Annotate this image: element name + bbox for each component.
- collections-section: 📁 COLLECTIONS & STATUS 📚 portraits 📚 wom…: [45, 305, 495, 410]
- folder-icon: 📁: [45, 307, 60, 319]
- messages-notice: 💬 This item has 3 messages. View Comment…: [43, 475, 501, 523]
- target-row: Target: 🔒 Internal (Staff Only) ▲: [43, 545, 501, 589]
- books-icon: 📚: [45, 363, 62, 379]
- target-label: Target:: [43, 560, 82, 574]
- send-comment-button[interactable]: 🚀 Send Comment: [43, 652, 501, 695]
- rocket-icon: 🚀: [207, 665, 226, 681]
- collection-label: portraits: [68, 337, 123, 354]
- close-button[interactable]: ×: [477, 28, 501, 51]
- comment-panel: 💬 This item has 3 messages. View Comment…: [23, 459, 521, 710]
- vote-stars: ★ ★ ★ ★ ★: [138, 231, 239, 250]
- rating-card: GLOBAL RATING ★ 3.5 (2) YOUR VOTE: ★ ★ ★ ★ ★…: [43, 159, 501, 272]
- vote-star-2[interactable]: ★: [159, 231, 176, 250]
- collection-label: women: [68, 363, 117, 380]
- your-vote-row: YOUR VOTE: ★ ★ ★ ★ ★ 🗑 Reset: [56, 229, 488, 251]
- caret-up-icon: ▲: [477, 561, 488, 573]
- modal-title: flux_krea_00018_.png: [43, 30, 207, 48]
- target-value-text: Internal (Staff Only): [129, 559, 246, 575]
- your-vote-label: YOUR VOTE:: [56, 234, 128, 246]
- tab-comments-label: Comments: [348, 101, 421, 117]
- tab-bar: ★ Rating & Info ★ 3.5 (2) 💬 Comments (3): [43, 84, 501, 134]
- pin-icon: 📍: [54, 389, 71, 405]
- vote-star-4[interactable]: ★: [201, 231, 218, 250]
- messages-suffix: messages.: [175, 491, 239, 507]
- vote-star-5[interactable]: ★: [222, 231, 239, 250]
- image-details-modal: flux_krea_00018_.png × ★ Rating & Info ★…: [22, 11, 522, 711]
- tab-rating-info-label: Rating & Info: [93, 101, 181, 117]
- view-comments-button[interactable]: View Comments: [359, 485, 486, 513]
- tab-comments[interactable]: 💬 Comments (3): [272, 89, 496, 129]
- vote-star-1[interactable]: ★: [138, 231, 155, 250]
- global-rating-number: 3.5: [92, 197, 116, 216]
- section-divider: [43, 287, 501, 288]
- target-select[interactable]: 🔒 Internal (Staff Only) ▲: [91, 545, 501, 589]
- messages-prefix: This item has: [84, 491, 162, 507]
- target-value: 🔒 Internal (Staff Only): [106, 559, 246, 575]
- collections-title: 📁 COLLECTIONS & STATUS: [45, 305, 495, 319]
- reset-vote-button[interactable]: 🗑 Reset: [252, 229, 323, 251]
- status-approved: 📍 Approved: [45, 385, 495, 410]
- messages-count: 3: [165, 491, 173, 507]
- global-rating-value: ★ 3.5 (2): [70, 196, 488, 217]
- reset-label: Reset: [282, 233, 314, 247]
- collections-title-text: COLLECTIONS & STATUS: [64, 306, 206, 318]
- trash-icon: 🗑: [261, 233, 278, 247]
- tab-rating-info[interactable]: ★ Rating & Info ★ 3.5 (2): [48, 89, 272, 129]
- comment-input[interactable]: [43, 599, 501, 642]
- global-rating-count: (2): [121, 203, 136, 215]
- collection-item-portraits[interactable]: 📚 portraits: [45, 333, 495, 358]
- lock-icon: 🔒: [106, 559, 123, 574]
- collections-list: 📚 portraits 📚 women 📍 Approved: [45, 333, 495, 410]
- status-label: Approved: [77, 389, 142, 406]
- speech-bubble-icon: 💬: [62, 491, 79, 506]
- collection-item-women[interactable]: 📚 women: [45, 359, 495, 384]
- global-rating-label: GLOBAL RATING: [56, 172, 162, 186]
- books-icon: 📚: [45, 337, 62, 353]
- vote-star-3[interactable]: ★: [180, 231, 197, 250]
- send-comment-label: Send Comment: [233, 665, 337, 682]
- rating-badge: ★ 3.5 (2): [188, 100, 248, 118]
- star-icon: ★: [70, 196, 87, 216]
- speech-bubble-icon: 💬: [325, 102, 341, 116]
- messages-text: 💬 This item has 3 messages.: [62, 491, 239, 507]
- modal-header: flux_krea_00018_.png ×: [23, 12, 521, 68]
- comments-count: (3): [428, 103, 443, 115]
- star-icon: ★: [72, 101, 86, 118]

● Exercise description
Could you copy every line of the data above, character for character and without changing anything?

● Answer to the task
Annotate this image: element name + bbox for each component.
- collections-section: 📁 COLLECTIONS & STATUS 📚 portraits 📚 wom…: [45, 305, 495, 410]
- folder-icon: 📁: [45, 307, 60, 319]
- messages-notice: 💬 This item has 3 messages. View Comment…: [43, 475, 501, 523]
- target-row: Target: 🔒 Internal (Staff Only) ▲: [43, 545, 501, 589]
- books-icon: 📚: [45, 363, 62, 379]
- target-label: Target:: [43, 560, 82, 574]
- send-comment-button[interactable]: 🚀 Send Comment: [43, 652, 501, 695]
- rocket-icon: 🚀: [207, 665, 226, 681]
- collection-label: portraits: [68, 337, 123, 354]
- close-button[interactable]: ×: [477, 28, 501, 51]
- comment-panel: 💬 This item has 3 messages. View Comment…: [23, 459, 521, 710]
- vote-stars: ★ ★ ★ ★ ★: [138, 231, 239, 250]
- rating-card: GLOBAL RATING ★ 3.5 (2) YOUR VOTE: ★ ★ ★ ★ ★…: [43, 159, 501, 272]
- vote-star-2[interactable]: ★: [159, 231, 176, 250]
- collection-label: women: [68, 363, 117, 380]
- your-vote-row: YOUR VOTE: ★ ★ ★ ★ ★ 🗑 Reset: [56, 229, 488, 251]
- caret-up-icon: ▲: [477, 561, 488, 573]
- modal-title: flux_krea_00018_.png: [43, 30, 207, 48]
- target-value-text: Internal (Staff Only): [129, 559, 246, 575]
- your-vote-label: YOUR VOTE:: [56, 234, 128, 246]
- tab-comments-label: Comments: [348, 101, 421, 117]
- tab-bar: ★ Rating & Info ★ 3.5 (2) 💬 Comments (3): [43, 84, 501, 134]
- pin-icon: 📍: [54, 389, 71, 405]
- vote-star-4[interactable]: ★: [201, 231, 218, 250]
- messages-suffix: messages.: [175, 491, 239, 507]
- vote-star-5[interactable]: ★: [222, 231, 239, 250]
- image-details-modal: flux_krea_00018_.png × ★ Rating & Info ★…: [22, 11, 522, 711]
- tab-rating-info-label: Rating & Info: [93, 101, 181, 117]
- view-comments-button[interactable]: View Comments: [359, 485, 486, 513]
- tab-comments[interactable]: 💬 Comments (3): [272, 89, 496, 129]
- vote-star-1[interactable]: ★: [138, 231, 155, 250]
- global-rating-number: 3.5: [92, 197, 116, 216]
- section-divider: [43, 287, 501, 288]
- target-select[interactable]: 🔒 Internal (Staff Only) ▲: [91, 545, 501, 589]
- messages-prefix: This item has: [84, 491, 162, 507]
- target-value: 🔒 Internal (Staff Only): [106, 559, 246, 575]
- collections-title: 📁 COLLECTIONS & STATUS: [45, 305, 495, 319]
- reset-vote-button[interactable]: 🗑 Reset: [252, 229, 323, 251]
- status-approved: 📍 Approved: [45, 385, 495, 410]
- messages-count: 3: [165, 491, 173, 507]
- global-rating-value: ★ 3.5 (2): [70, 196, 488, 217]
- reset-label: Reset: [282, 233, 314, 247]
- collections-title-text: COLLECTIONS & STATUS: [64, 306, 206, 318]
- trash-icon: 🗑: [261, 233, 278, 247]
- tab-rating-info[interactable]: ★ Rating & Info ★ 3.5 (2): [48, 89, 272, 129]
- comment-input[interactable]: [43, 599, 501, 642]
- global-rating-count: (2): [121, 203, 136, 215]
- collection-item-portraits[interactable]: 📚 portraits: [45, 333, 495, 358]
- lock-icon: 🔒: [106, 559, 123, 574]
- collections-list: 📚 portraits 📚 women 📍 Approved: [45, 333, 495, 410]
- status-label: Approved: [77, 389, 142, 406]
- speech-bubble-icon: 💬: [62, 491, 79, 506]
- collection-item-women[interactable]: 📚 women: [45, 359, 495, 384]
- global-rating-label: GLOBAL RATING: [56, 172, 162, 186]
- books-icon: 📚: [45, 337, 62, 353]
- vote-star-3[interactable]: ★: [180, 231, 197, 250]
- send-comment-label: Send Comment: [233, 665, 337, 682]
- rating-badge: ★ 3.5 (2): [188, 100, 248, 118]
- star-icon: ★: [70, 196, 87, 216]
- speech-bubble-icon: 💬: [325, 102, 341, 116]
- messages-text: 💬 This item has 3 messages.: [62, 491, 239, 507]
- modal-header: flux_krea_00018_.png ×: [23, 12, 521, 68]
- comments-count: (3): [428, 103, 443, 115]
- star-icon: ★: [72, 101, 86, 118]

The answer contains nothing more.